__What this task involves__: Copy out each line of the data below in which "pelota" appears.

######

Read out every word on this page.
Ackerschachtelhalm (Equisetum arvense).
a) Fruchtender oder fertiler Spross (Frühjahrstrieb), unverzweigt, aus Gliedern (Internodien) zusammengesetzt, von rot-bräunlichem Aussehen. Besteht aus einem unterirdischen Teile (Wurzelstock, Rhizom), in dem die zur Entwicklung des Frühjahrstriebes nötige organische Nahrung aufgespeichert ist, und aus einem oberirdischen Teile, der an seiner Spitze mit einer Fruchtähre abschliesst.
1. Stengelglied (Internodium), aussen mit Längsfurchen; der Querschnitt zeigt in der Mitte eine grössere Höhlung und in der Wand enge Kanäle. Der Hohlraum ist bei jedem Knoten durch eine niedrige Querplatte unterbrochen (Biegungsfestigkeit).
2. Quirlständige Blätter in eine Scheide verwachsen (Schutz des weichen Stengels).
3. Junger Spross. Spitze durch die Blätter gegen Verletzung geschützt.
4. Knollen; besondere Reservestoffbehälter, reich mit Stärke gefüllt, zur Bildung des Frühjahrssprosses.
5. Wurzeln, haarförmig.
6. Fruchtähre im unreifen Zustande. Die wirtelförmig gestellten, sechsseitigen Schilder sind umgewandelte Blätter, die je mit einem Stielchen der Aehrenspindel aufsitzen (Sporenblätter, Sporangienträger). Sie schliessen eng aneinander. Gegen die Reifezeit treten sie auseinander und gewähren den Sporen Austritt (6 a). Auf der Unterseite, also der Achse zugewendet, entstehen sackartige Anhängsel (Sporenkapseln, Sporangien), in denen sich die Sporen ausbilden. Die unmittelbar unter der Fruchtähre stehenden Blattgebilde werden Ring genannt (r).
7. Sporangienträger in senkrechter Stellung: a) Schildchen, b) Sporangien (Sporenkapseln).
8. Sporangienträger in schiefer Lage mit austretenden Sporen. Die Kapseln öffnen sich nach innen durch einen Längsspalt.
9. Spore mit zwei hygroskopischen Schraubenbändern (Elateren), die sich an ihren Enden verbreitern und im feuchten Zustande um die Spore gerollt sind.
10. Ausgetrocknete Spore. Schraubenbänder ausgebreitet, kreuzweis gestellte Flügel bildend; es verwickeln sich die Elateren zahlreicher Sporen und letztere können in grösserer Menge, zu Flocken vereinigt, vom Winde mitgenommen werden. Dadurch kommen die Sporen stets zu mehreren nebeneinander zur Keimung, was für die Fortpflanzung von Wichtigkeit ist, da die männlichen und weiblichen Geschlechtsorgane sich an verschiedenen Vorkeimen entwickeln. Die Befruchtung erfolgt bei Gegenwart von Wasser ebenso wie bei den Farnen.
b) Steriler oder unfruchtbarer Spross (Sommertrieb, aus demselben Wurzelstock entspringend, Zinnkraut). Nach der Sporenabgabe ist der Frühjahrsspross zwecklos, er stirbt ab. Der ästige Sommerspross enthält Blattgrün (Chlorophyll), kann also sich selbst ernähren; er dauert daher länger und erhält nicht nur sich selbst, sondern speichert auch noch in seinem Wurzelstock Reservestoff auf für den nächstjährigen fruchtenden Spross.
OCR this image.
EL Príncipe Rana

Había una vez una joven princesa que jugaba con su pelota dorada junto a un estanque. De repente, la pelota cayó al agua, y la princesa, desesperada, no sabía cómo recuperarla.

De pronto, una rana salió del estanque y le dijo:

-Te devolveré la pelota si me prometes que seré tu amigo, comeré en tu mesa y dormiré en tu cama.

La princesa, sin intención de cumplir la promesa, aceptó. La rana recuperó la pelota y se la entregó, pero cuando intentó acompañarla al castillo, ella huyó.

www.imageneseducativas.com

######

__Task output__:
Había una vez una joven princesa que jugaba con su pelota dorada junto a un estanque. De repente, la pelota cayó al agua, y la princesa, desesperada, no sabía cómo recuperarla.
-Te devolveré la pelota si me prometes que seré tu amigo, comeré en tu mesa y dormiré en tu cama.
La princesa, sin intención de cumplir la promesa, aceptó. La rana recuperó la pelota y se la entregó, pero cuando intentó acompañarla al castillo, ella huyó.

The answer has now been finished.